The records.
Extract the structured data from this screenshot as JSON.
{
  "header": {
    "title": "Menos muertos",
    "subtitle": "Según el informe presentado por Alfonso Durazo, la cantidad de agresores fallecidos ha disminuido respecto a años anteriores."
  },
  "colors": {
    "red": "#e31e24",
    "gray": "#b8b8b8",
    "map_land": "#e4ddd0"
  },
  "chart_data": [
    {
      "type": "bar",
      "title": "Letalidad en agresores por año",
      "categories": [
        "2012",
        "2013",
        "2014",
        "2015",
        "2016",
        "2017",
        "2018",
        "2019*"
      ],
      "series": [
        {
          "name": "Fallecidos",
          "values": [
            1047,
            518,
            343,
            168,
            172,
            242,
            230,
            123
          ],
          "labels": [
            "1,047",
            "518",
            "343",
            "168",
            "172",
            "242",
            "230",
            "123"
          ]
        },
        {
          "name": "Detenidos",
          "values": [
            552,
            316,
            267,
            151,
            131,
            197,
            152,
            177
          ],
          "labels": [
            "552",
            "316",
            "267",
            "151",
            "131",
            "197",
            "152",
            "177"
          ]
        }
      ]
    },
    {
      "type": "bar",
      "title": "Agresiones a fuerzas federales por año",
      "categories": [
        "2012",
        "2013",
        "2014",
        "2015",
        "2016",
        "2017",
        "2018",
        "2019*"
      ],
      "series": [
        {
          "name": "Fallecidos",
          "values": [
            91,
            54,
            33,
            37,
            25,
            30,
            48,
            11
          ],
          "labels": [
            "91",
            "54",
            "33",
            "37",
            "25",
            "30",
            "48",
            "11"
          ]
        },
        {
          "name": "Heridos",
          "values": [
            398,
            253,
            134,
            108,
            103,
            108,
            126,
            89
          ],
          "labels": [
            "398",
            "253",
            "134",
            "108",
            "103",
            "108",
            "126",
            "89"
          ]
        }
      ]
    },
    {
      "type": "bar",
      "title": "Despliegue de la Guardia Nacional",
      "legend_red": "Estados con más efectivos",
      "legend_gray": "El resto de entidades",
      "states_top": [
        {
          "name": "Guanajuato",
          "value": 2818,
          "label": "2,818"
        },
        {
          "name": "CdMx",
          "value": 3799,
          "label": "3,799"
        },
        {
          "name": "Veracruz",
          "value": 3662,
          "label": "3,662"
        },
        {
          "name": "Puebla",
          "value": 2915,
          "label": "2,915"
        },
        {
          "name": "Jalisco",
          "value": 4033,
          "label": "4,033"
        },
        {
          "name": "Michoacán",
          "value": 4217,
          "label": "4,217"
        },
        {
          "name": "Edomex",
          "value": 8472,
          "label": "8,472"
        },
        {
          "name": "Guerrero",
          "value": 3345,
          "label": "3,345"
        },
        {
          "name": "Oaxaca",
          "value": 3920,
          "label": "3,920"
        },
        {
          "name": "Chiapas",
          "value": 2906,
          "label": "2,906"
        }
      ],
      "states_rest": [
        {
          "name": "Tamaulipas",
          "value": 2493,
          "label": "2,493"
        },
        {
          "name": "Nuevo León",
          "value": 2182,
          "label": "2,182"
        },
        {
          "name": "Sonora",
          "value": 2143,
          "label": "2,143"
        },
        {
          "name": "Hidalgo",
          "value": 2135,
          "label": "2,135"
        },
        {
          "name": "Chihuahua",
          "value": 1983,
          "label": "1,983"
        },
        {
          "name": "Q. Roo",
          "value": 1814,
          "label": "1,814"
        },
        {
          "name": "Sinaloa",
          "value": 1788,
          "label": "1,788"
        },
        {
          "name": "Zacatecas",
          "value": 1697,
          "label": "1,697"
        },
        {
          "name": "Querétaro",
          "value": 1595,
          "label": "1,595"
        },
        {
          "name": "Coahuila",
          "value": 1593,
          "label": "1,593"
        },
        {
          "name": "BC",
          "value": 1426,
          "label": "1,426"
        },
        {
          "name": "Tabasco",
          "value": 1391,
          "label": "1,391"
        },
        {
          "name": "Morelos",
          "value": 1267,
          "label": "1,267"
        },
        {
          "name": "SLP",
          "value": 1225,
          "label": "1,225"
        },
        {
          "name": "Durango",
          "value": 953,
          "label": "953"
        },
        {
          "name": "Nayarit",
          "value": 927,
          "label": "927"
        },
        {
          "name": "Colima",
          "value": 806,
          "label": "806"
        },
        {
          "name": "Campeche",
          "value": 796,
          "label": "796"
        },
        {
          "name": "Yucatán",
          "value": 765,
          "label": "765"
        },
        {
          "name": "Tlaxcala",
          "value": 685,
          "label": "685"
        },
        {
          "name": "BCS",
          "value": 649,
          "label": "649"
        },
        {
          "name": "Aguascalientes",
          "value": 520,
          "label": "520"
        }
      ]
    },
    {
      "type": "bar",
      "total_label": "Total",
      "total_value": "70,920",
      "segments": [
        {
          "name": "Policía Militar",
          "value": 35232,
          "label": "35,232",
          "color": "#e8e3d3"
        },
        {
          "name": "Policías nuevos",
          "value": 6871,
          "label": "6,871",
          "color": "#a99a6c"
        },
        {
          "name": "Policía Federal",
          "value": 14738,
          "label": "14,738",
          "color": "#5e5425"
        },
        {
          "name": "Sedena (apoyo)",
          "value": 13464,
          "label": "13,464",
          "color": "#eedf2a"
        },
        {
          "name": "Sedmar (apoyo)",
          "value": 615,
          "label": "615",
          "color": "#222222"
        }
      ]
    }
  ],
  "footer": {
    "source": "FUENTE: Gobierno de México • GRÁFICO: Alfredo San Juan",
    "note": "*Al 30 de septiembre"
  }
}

Exercise. Return all of the entries exactly as they were supplied.

Correct result.
Extract the structured data from this screenshot as JSON.
{
  "header": {
    "title": "Menos muertos",
    "subtitle": "Según el informe presentado por Alfonso Durazo, la cantidad de agresores fallecidos ha disminuido respecto a años anteriores."
  },
  "colors": {
    "red": "#e31e24",
    "gray": "#b8b8b8",
    "map_land": "#e4ddd0"
  },
  "chart_data": [
    {
      "type": "bar",
      "title": "Letalidad en agresores por año",
      "categories": [
        "2012",
        "2013",
        "2014",
        "2015",
        "2016",
        "2017",
        "2018",
        "2019*"
      ],
      "series": [
        {
          "name": "Fallecidos",
          "values": [
            1047,
            518,
            343,
            168,
            172,
            242,
            230,
            123
          ],
          "labels": [
            "1,047",
            "518",
            "343",
            "168",
            "172",
            "242",
            "230",
            "123"
          ]
        },
        {
          "name": "Detenidos",
          "values": [
            552,
            316,
            267,
            151,
            131,
            197,
            152,
            177
          ],
          "labels": [
            "552",
            "316",
            "267",
            "151",
            "131",
            "197",
            "152",
            "177"
          ]
        }
      ]
    },
    {
      "type": "bar",
      "title": "Agresiones a fuerzas federales por año",
      "categories": [
        "2012",
        "2013",
        "2014",
        "2015",
        "2016",
        "2017",
        "2018",
        "2019*"
      ],
      "series": [
        {
          "name": "Fallecidos",
          "values": [
            91,
            54,
            33,
            37,
            25,
            30,
            48,
            11
          ],
          "labels": [
            "91",
            "54",
            "33",
            "37",
            "25",
            "30",
            "48",
            "11"
          ]
        },
        {
          "name": "Heridos",
          "values": [
            398,
            253,
            134,
            108,
            103,
            108,
            126,
            89
          ],
          "labels": [
            "398",
            "253",
            "134",
            "108",
            "103",
            "108",
            "126",
            "89"
          ]
        }
      ]
    },
    {
      "type": "bar",
      "title": "Despliegue de la Guardia Nacional",
      "legend_red": "Estados con más efectivos",
      "legend_gray": "El resto de entidades",
      "states_top": [
        {
          "name": "Guanajuato",
          "value": 2818,
          "label": "2,818"
        },
        {
          "name": "CdMx",
          "value": 3799,
          "label": "3,799"
        },
        {
          "name": "Veracruz",
          "value": 3662,
          "label": "3,662"
        },
        {
          "name": "Puebla",
          "value": 2915,
          "label": "2,915"
        },
        {
          "name": "Jalisco",
          "value": 4033,
          "label": "4,033"
        },
        {
          "name": "Michoacán",
          "value": 4217,
          "label": "4,217"
        },
        {
          "name": "Edomex",
          "value": 8472,
          "label": "8,472"
        },
        {
          "name": "Guerrero",
          "value": 3345,
          "label": "3,345"
        },
        {
          "name": "Oaxaca",
          "value": 3920,
          "label": "3,920"
        },
        {
          "name": "Chiapas",
          "value": 2906,
          "label": "2,906"
        }
      ],
      "states_rest": [
        {
          "name": "Tamaulipas",
          "value": 2493,
          "label": "2,493"
        },
        {
          "name": "Nuevo León",
          "value": 2182,
          "label": "2,182"
        },
        {
          "name": "Sonora",
          "value": 2143,
          "label": "2,143"
        },
        {
          "name": "Hidalgo",
          "value": 2135,
          "label": "2,135"
        },
        {
          "name": "Chihuahua",
          "value": 1983,
          "label": "1,983"
        },
        {
          "name": "Q. Roo",
          "value": 1814,
          "label": "1,814"
        },
        {
          "name": "Sinaloa",
          "value": 1788,
          "label": "1,788"
        },
        {
          "name": "Zacatecas",
          "value": 1697,
          "label": "1,697"
        },
        {
          "name": "Querétaro",
          "value": 1595,
          "label": "1,595"
        },
        {
          "name": "Coahuila",
          "value": 1593,
          "label": "1,593"
        },
        {
          "name": "BC",
          "value": 1426,
          "label": "1,426"
        },
        {
          "name": "Tabasco",
          "value": 1391,
          "label": "1,391"
        },
        {
          "name": "Morelos",
          "value": 1267,
          "label": "1,267"
        },
        {
          "name": "SLP",
          "value": 1225,
          "label": "1,225"
        },
        {
          "name": "Durango",
          "value": 953,
          "label": "953"
        },
        {
          "name": "Nayarit",
          "value": 927,
          "label": "927"
        },
        {
          "name": "Colima",
          "value": 806,
          "label": "806"
        },
        {
          "name": "Campeche",
          "value": 796,
          "label": "796"
        },
        {
          "name": "Yucatán",
          "value": 765,
          "label": "765"
        },
        {
          "name": "Tlaxcala",
          "value": 685,
          "label": "685"
        },
        {
          "name": "BCS",
          "value": 649,
          "label": "649"
        },
        {
          "name": "Aguascalientes",
          "value": 520,
          "label": "520"
        }
      ]
    },
    {
      "type": "bar",
      "total_label": "Total",
      "total_value": "70,920",
      "segments": [
        {
          "name": "Policía Militar",
          "value": 35232,
          "label": "35,232",
          "color": "#e8e3d3"
        },
        {
          "name": "Policías nuevos",
          "value": 6871,
          "label": "6,871",
          "color": "#a99a6c"
        },
        {
          "name": "Policía Federal",
          "value": 14738,
          "label": "14,738",
          "color": "#5e5425"
        },
        {
          "name": "Sedena (apoyo)",
          "value": 13464,
          "label": "13,464",
          "color": "#eedf2a"
        },
        {
          "name": "Sedmar (apoyo)",
          "value": 615,
          "label": "615",
          "color": "#222222"
        }
      ]
    }
  ],
  "footer": {
    "source": "FUENTE: Gobierno de México • GRÁFICO: Alfredo San Juan",
    "note": "*Al 30 de septiembre"
  }
}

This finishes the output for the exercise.